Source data
==============================
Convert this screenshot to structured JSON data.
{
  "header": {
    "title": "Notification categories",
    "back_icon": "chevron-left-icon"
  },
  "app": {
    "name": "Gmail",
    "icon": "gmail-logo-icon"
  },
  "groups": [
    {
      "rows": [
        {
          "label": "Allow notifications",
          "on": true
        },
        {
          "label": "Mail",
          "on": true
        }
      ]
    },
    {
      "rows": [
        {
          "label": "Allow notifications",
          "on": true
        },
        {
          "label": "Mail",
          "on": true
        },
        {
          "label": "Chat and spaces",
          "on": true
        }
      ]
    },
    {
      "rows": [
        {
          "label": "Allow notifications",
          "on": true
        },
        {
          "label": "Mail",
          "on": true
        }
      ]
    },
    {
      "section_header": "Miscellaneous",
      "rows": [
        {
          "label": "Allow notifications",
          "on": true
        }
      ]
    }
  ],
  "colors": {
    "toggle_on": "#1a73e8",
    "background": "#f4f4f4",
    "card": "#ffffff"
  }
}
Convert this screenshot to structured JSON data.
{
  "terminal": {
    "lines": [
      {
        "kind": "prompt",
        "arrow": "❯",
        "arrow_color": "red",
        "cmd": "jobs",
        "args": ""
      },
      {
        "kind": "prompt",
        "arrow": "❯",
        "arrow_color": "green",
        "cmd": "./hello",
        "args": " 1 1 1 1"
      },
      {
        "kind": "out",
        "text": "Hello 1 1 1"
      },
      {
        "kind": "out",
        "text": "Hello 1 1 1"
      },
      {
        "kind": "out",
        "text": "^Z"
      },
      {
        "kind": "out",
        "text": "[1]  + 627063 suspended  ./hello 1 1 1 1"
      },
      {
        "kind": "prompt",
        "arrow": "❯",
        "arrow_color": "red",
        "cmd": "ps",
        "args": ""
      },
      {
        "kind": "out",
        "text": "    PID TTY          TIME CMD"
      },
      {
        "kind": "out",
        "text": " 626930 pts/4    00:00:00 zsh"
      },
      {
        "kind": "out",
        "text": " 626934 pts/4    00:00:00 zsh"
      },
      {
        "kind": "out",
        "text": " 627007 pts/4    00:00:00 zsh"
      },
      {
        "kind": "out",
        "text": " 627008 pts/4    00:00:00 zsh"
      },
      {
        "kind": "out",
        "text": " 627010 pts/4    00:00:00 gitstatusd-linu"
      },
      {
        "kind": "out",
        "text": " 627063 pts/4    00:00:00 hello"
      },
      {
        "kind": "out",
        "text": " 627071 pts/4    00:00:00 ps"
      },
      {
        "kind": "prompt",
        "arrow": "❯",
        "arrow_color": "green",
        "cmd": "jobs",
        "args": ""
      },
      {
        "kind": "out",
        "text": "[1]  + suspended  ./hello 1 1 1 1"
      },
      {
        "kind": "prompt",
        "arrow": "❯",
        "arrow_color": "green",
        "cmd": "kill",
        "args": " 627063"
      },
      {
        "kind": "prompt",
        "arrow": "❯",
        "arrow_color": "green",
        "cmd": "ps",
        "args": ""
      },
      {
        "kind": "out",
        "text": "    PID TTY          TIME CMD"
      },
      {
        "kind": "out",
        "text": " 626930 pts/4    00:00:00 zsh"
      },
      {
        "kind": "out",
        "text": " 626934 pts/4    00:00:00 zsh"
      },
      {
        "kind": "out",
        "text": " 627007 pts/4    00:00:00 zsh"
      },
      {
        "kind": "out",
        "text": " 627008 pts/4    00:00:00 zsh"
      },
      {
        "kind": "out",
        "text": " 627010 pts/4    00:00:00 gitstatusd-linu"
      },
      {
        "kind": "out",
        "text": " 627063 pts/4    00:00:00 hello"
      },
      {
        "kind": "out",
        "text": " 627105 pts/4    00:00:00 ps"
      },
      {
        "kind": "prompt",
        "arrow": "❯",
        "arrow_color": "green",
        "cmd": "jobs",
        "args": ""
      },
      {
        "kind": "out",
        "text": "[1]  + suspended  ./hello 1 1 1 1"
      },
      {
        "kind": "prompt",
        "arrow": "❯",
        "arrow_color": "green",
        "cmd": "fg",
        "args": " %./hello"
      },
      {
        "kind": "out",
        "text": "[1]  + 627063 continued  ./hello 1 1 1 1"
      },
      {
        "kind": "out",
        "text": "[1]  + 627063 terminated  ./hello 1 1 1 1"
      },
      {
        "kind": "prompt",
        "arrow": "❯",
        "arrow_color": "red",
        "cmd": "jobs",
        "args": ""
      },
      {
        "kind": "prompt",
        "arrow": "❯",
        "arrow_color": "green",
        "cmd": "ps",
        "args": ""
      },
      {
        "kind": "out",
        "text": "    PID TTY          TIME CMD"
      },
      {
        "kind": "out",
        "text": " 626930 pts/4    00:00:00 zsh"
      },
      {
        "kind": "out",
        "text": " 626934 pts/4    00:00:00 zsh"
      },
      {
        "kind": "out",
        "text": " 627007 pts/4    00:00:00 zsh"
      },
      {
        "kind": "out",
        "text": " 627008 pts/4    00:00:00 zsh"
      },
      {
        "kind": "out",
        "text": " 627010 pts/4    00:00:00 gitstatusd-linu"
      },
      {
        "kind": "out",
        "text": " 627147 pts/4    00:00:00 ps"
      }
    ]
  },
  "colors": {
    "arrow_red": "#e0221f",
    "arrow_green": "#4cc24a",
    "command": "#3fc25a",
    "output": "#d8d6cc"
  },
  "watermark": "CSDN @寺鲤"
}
==============================
▶ **Stated task**
Each line in the material above must be retyped without alteration.

▶ **Task response**
Convert this screenshot to structured JSON data.
{
  "header": {
    "title": "Notification categories",
    "back_icon": "chevron-left-icon"
  },
  "app": {
    "name": "Gmail",
    "icon": "gmail-logo-icon"
  },
  "groups": [
    {
      "rows": [
        {
          "label": "Allow notifications",
          "on": true
        },
        {
          "label": "Mail",
          "on": true
        }
      ]
    },
    {
      "rows": [
        {
          "label": "Allow notifications",
          "on": true
        },
        {
          "label": "Mail",
          "on": true
        },
        {
          "label": "Chat and spaces",
          "on": true
        }
      ]
    },
    {
      "rows": [
        {
          "label": "Allow notifications",
          "on": true
        },
        {
          "label": "Mail",
          "on": true
        }
      ]
    },
    {
      "section_header": "Miscellaneous",
      "rows": [
        {
          "label": "Allow notifications",
          "on": true
        }
      ]
    }
  ],
  "colors": {
    "toggle_on": "#1a73e8",
    "background": "#f4f4f4",
    "card": "#ffffff"
  }
}
Convert this screenshot to structured JSON data.
{
  "terminal": {
    "lines": [
      {
        "kind": "prompt",
        "arrow": "❯",
        "arrow_color": "red",
        "cmd": "jobs",
        "args": ""
      },
      {
        "kind": "prompt",
        "arrow": "❯",
        "arrow_color": "green",
        "cmd": "./hello",
        "args": " 1 1 1 1"
      },
      {
        "kind": "out",
        "text": "Hello 1 1 1"
      },
      {
        "kind": "out",
        "text": "Hello 1 1 1"
      },
      {
        "kind": "out",
        "text": "^Z"
      },
      {
        "kind": "out",
        "text": "[1]  + 627063 suspended  ./hello 1 1 1 1"
      },
      {
        "kind": "prompt",
        "arrow": "❯",
        "arrow_color": "red",
        "cmd": "ps",
        "args": ""
      },
      {
        "kind": "out",
        "text": "    PID TTY          TIME CMD"
      },
      {
        "kind": "out",
        "text": " 626930 pts/4    00:00:00 zsh"
      },
      {
        "kind": "out",
        "text": " 626934 pts/4    00:00:00 zsh"
      },
      {
        "kind": "out",
        "text": " 627007 pts/4    00:00:00 zsh"
      },
      {
        "kind": "out",
        "text": " 627008 pts/4    00:00:00 zsh"
      },
      {
        "kind": "out",
        "text": " 627010 pts/4    00:00:00 gitstatusd-linu"
      },
      {
        "kind": "out",
        "text": " 627063 pts/4    00:00:00 hello"
      },
      {
        "kind": "out",
        "text": " 627071 pts/4    00:00:00 ps"
      },
      {
        "kind": "prompt",
        "arrow": "❯",
        "arrow_color": "green",
        "cmd": "jobs",
        "args": ""
      },
      {
        "kind": "out",
        "text": "[1]  + suspended  ./hello 1 1 1 1"
      },
      {
        "kind": "prompt",
        "arrow": "❯",
        "arrow_color": "green",
        "cmd": "kill",
        "args": " 627063"
      },
      {
        "kind": "prompt",
        "arrow": "❯",
        "arrow_color": "green",
        "cmd": "ps",
        "args": ""
      },
      {
        "kind": "out",
        "text": "    PID TTY          TIME CMD"
      },
      {
        "kind": "out",
        "text": " 626930 pts/4    00:00:00 zsh"
      },
      {
        "kind": "out",
        "text": " 626934 pts/4    00:00:00 zsh"
      },
      {
        "kind": "out",
        "text": " 627007 pts/4    00:00:00 zsh"
      },
      {
        "kind": "out",
        "text": " 627008 pts/4    00:00:00 zsh"
      },
      {
        "kind": "out",
        "text": " 627010 pts/4    00:00:00 gitstatusd-linu"
      },
      {
        "kind": "out",
        "text": " 627063 pts/4    00:00:00 hello"
      },
      {
        "kind": "out",
        "text": " 627105 pts/4    00:00:00 ps"
      },
      {
        "kind": "prompt",
        "arrow": "❯",
        "arrow_color": "green",
        "cmd": "jobs",
        "args": ""
      },
      {
        "kind": "out",
        "text": "[1]  + suspended  ./hello 1 1 1 1"
      },
      {
        "kind": "prompt",
        "arrow": "❯",
        "arrow_color": "green",
        "cmd": "fg",
        "args": " %./hello"
      },
      {
        "kind": "out",
        "text": "[1]  + 627063 continued  ./hello 1 1 1 1"
      },
      {
        "kind": "out",
        "text": "[1]  + 627063 terminated  ./hello 1 1 1 1"
      },
      {
        "kind": "prompt",
        "arrow": "❯",
        "arrow_color": "red",
        "cmd": "jobs",
        "args": ""
      },
      {
        "kind": "prompt",
        "arrow": "❯",
        "arrow_color": "green",
        "cmd": "ps",
        "args": ""
      },
      {
        "kind": "out",
        "text": "    PID TTY          TIME CMD"
      },
      {
        "kind": "out",
        "text": " 626930 pts/4    00:00:00 zsh"
      },
      {
        "kind": "out",
        "text": " 626934 pts/4    00:00:00 zsh"
      },
      {
        "kind": "out",
        "text": " 627007 pts/4    00:00:00 zsh"
      },
      {
        "kind": "out",
        "text": " 627008 pts/4    00:00:00 zsh"
      },
      {
        "kind": "out",
        "text": " 627010 pts/4    00:00:00 gitstatusd-linu"
      },
      {
        "kind": "out",
        "text": " 627147 pts/4    00:00:00 ps"
      }
    ]
  },
  "colors": {
    "arrow_red": "#e0221f",
    "arrow_green": "#4cc24a",
    "command": "#3fc25a",
    "output": "#d8d6cc"
  },
  "watermark": "CSDN @寺鲤"
}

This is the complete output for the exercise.